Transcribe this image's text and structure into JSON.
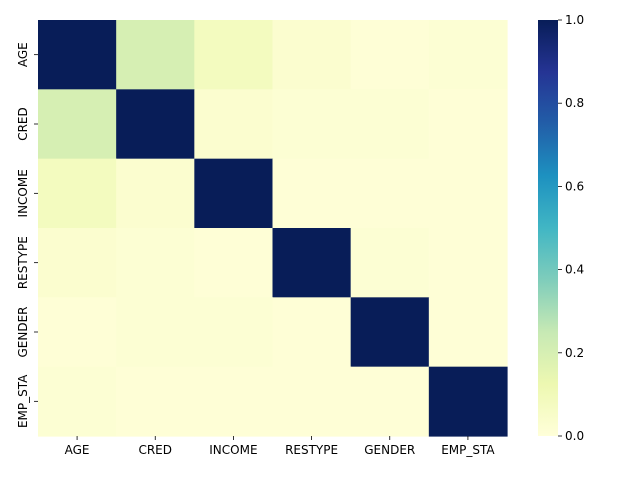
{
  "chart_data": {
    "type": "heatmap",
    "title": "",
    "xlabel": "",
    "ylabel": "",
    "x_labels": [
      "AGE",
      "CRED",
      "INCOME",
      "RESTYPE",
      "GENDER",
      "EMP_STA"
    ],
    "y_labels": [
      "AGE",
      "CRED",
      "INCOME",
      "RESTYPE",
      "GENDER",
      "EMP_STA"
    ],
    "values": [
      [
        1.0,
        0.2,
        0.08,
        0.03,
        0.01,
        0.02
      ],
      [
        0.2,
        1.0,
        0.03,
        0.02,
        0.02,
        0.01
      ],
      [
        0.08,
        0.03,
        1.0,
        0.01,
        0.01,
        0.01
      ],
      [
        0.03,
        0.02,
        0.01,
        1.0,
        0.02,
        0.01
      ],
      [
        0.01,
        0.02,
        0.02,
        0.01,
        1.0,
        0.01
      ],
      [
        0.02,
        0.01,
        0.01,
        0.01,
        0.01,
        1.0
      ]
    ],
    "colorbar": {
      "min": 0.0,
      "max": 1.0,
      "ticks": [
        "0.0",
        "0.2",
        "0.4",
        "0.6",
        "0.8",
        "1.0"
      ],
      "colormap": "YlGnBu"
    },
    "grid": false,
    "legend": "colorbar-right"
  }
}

# [What you are asked to do]
Give back all entries exactly. No pictures belong in the copy.

# [Full output]
Transcribe this image's text and structure into JSON.
{
  "chart_data": {
    "type": "heatmap",
    "title": "",
    "xlabel": "",
    "ylabel": "",
    "x_labels": [
      "AGE",
      "CRED",
      "INCOME",
      "RESTYPE",
      "GENDER",
      "EMP_STA"
    ],
    "y_labels": [
      "AGE",
      "CRED",
      "INCOME",
      "RESTYPE",
      "GENDER",
      "EMP_STA"
    ],
    "values": [
      [
        1.0,
        0.2,
        0.08,
        0.03,
        0.01,
        0.02
      ],
      [
        0.2,
        1.0,
        0.03,
        0.02,
        0.02,
        0.01
      ],
      [
        0.08,
        0.03,
        1.0,
        0.01,
        0.01,
        0.01
      ],
      [
        0.03,
        0.02,
        0.01,
        1.0,
        0.02,
        0.01
      ],
      [
        0.01,
        0.02,
        0.02,
        0.01,
        1.0,
        0.01
      ],
      [
        0.02,
        0.01,
        0.01,
        0.01,
        0.01,
        1.0
      ]
    ],
    "colorbar": {
      "min": 0.0,
      "max": 1.0,
      "ticks": [
        "0.0",
        "0.2",
        "0.4",
        "0.6",
        "0.8",
        "1.0"
      ],
      "colormap": "YlGnBu"
    },
    "grid": false,
    "legend": "colorbar-right"
  }
}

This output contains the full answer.